(Element position data)
========================================
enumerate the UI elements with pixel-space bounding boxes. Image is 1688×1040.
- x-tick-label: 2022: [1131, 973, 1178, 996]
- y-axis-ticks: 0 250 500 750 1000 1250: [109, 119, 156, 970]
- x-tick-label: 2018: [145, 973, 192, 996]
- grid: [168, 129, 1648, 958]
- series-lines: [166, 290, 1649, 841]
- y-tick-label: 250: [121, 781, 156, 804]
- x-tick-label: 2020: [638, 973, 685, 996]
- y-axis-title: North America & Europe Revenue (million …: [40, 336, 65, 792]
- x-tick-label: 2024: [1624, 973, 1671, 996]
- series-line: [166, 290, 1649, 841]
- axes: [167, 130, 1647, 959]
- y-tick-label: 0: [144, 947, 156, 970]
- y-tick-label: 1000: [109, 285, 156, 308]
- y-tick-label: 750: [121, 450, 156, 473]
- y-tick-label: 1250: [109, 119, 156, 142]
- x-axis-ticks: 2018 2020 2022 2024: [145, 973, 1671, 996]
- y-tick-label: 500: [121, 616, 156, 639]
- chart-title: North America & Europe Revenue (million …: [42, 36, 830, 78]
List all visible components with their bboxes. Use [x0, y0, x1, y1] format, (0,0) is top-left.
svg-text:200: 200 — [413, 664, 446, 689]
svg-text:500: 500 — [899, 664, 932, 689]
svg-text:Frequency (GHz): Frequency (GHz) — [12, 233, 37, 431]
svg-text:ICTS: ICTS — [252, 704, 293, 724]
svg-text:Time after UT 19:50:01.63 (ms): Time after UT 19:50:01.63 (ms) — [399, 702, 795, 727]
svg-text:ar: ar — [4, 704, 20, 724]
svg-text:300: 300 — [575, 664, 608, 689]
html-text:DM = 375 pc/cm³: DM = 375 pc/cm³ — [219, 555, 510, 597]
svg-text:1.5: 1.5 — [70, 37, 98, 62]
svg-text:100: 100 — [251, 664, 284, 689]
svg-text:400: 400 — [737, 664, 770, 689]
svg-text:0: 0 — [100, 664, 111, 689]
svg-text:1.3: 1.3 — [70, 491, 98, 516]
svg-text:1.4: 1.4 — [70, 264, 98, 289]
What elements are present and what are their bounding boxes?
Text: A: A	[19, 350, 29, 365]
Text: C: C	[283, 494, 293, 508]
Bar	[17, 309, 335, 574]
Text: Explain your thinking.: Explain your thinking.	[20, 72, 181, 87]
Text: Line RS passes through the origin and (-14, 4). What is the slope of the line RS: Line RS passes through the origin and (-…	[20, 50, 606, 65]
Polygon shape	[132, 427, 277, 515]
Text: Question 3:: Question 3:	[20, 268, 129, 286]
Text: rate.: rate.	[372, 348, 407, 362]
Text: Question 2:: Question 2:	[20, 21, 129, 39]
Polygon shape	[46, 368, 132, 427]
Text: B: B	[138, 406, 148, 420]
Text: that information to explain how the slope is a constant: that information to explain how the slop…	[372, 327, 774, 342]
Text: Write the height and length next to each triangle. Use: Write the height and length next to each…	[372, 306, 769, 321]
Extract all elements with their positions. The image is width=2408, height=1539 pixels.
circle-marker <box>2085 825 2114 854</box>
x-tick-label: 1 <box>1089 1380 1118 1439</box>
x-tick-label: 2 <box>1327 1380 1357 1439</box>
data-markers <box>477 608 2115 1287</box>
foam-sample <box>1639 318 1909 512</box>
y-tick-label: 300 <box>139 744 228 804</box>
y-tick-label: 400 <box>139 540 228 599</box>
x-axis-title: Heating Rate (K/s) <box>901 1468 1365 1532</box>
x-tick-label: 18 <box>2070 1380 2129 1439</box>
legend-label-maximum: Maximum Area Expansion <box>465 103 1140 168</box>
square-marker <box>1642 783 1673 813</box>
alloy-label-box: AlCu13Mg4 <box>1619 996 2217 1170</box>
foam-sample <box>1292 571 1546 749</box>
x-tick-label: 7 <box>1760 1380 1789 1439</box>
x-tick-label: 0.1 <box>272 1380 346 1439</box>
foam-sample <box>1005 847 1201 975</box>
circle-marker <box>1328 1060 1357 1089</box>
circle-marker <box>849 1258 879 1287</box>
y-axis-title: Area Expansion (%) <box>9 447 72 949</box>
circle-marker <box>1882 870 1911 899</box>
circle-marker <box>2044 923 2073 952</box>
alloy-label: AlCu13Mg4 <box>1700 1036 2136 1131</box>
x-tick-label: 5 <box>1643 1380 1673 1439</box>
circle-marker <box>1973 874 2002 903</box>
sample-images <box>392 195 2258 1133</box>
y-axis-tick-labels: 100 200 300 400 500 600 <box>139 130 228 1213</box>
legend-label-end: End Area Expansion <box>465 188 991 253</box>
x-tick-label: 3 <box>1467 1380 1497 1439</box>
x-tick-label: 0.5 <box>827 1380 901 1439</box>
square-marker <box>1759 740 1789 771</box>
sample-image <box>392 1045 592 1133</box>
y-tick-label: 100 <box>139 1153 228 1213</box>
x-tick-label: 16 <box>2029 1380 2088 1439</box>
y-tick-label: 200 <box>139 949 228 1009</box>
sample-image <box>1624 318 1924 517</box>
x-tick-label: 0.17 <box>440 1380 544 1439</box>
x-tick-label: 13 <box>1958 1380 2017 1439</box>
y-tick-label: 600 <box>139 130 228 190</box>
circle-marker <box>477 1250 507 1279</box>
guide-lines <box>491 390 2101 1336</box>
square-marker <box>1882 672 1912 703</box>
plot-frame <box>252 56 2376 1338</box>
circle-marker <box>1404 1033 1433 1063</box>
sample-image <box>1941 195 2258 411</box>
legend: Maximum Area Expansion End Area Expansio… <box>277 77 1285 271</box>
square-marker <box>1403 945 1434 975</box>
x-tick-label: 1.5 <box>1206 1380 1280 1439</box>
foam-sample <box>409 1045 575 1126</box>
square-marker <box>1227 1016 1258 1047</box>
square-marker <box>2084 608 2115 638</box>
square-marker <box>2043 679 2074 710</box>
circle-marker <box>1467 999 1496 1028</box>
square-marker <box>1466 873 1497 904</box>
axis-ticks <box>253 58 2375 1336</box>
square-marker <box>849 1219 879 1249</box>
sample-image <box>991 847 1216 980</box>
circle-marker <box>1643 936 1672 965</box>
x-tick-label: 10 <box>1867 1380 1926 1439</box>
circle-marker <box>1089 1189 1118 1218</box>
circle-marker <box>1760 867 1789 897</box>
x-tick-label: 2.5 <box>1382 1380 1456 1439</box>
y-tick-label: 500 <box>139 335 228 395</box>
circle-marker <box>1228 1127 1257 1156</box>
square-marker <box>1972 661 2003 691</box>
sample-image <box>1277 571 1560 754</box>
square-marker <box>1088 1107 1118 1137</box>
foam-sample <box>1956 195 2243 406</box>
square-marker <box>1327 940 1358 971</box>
========================================
Aim.
Reproduce the material with each occurrence of "square-marker" renamed to "square-point", leaving every other character as it is.

Reply.
enumerate the UI elements with pixel-space bounding boxes. Image is 1688×1040.
- x-tick-label: 2022: [1131, 973, 1178, 996]
- y-axis-ticks: 0 250 500 750 1000 1250: [109, 119, 156, 970]
- x-tick-label: 2018: [145, 973, 192, 996]
- grid: [168, 129, 1648, 958]
- series-lines: [166, 290, 1649, 841]
- y-tick-label: 250: [121, 781, 156, 804]
- x-tick-label: 2020: [638, 973, 685, 996]
- y-axis-title: North America & Europe Revenue (million …: [40, 336, 65, 792]
- x-tick-label: 2024: [1624, 973, 1671, 996]
- series-line: [166, 290, 1649, 841]
- axes: [167, 130, 1647, 959]
- y-tick-label: 0: [144, 947, 156, 970]
- y-tick-label: 1000: [109, 285, 156, 308]
- y-tick-label: 750: [121, 450, 156, 473]
- y-tick-label: 1250: [109, 119, 156, 142]
- x-axis-ticks: 2018 2020 2022 2024: [145, 973, 1671, 996]
- y-tick-label: 500: [121, 616, 156, 639]
- chart-title: North America & Europe Revenue (million …: [42, 36, 830, 78]
List all visible components with their bboxes. Use [x0, y0, x1, y1] format, (0,0) is top-left.
svg-text:200: 200 — [413, 664, 446, 689]
svg-text:500: 500 — [899, 664, 932, 689]
svg-text:Frequency (GHz): Frequency (GHz) — [12, 233, 37, 431]
svg-text:ICTS: ICTS — [252, 704, 293, 724]
svg-text:Time after UT 19:50:01.63 (ms): Time after UT 19:50:01.63 (ms) — [399, 702, 795, 727]
svg-text:ar: ar — [4, 704, 20, 724]
svg-text:300: 300 — [575, 664, 608, 689]
html-text:DM = 375 pc/cm³: DM = 375 pc/cm³ — [219, 555, 510, 597]
svg-text:1.5: 1.5 — [70, 37, 98, 62]
svg-text:100: 100 — [251, 664, 284, 689]
svg-text:400: 400 — [737, 664, 770, 689]
svg-text:0: 0 — [100, 664, 111, 689]
svg-text:1.3: 1.3 — [70, 491, 98, 516]
svg-text:1.4: 1.4 — [70, 264, 98, 289]
What elements are present and what are their bounding boxes?
Text: A: A	[19, 350, 29, 365]
Text: C: C	[283, 494, 293, 508]
Bar	[17, 309, 335, 574]
Text: Explain your thinking.: Explain your thinking.	[20, 72, 181, 87]
Text: Line RS passes through the origin and (-14, 4). What is the slope of the line RS: Line RS passes through the origin and (-…	[20, 50, 606, 65]
Polygon shape	[132, 427, 277, 515]
Text: Question 3:: Question 3:	[20, 268, 129, 286]
Text: rate.: rate.	[372, 348, 407, 362]
Text: Question 2:: Question 2:	[20, 21, 129, 39]
Polygon shape	[46, 368, 132, 427]
Text: B: B	[138, 406, 148, 420]
Text: that information to explain how the slope is a constant: that information to explain how the slop…	[372, 327, 774, 342]
Text: Write the height and length next to each triangle. Use: Write the height and length next to each…	[372, 306, 769, 321]
Extract all elements with their positions. The image is width=2408, height=1539 pixels.
circle-marker <box>2085 825 2114 854</box>
x-tick-label: 1 <box>1089 1380 1118 1439</box>
x-tick-label: 2 <box>1327 1380 1357 1439</box>
data-markers <box>477 608 2115 1287</box>
foam-sample <box>1639 318 1909 512</box>
y-tick-label: 300 <box>139 744 228 804</box>
y-tick-label: 400 <box>139 540 228 599</box>
x-axis-title: Heating Rate (K/s) <box>901 1468 1365 1532</box>
x-tick-label: 18 <box>2070 1380 2129 1439</box>
legend-label-maximum: Maximum Area Expansion <box>465 103 1140 168</box>
square-point <box>1642 783 1673 813</box>
alloy-label-box: AlCu13Mg4 <box>1619 996 2217 1170</box>
foam-sample <box>1292 571 1546 749</box>
x-tick-label: 7 <box>1760 1380 1789 1439</box>
x-tick-label: 0.1 <box>272 1380 346 1439</box>
foam-sample <box>1005 847 1201 975</box>
circle-marker <box>1328 1060 1357 1089</box>
circle-marker <box>849 1258 879 1287</box>
y-axis-title: Area Expansion (%) <box>9 447 72 949</box>
circle-marker <box>1882 870 1911 899</box>
circle-marker <box>2044 923 2073 952</box>
alloy-label: AlCu13Mg4 <box>1700 1036 2136 1131</box>
x-tick-label: 5 <box>1643 1380 1673 1439</box>
circle-marker <box>1973 874 2002 903</box>
sample-images <box>392 195 2258 1133</box>
y-axis-tick-labels: 100 200 300 400 500 600 <box>139 130 228 1213</box>
legend-label-end: End Area Expansion <box>465 188 991 253</box>
x-tick-label: 3 <box>1467 1380 1497 1439</box>
x-tick-label: 0.5 <box>827 1380 901 1439</box>
square-point <box>1759 740 1789 771</box>
sample-image <box>392 1045 592 1133</box>
y-tick-label: 100 <box>139 1153 228 1213</box>
x-tick-label: 16 <box>2029 1380 2088 1439</box>
y-tick-label: 200 <box>139 949 228 1009</box>
sample-image <box>1624 318 1924 517</box>
x-tick-label: 0.17 <box>440 1380 544 1439</box>
x-tick-label: 13 <box>1958 1380 2017 1439</box>
y-tick-label: 600 <box>139 130 228 190</box>
circle-marker <box>477 1250 507 1279</box>
guide-lines <box>491 390 2101 1336</box>
square-point <box>1882 672 1912 703</box>
plot-frame <box>252 56 2376 1338</box>
circle-marker <box>1404 1033 1433 1063</box>
sample-image <box>1941 195 2258 411</box>
legend: Maximum Area Expansion End Area Expansio… <box>277 77 1285 271</box>
square-point <box>1403 945 1434 975</box>
x-tick-label: 1.5 <box>1206 1380 1280 1439</box>
foam-sample <box>409 1045 575 1126</box>
square-point <box>1227 1016 1258 1047</box>
square-point <box>2084 608 2115 638</box>
square-point <box>2043 679 2074 710</box>
circle-marker <box>1467 999 1496 1028</box>
square-point <box>1466 873 1497 904</box>
axis-ticks <box>253 58 2375 1336</box>
square-point <box>849 1219 879 1249</box>
sample-image <box>991 847 1216 980</box>
circle-marker <box>1643 936 1672 965</box>
x-tick-label: 10 <box>1867 1380 1926 1439</box>
circle-marker <box>1089 1189 1118 1218</box>
circle-marker <box>1760 867 1789 897</box>
x-tick-label: 2.5 <box>1382 1380 1456 1439</box>
y-tick-label: 500 <box>139 335 228 395</box>
circle-marker <box>1228 1127 1257 1156</box>
square-point <box>1972 661 2003 691</box>
sample-image <box>1277 571 1560 754</box>
square-point <box>1088 1107 1118 1137</box>
foam-sample <box>1956 195 2243 406</box>
square-point <box>1327 940 1358 971</box>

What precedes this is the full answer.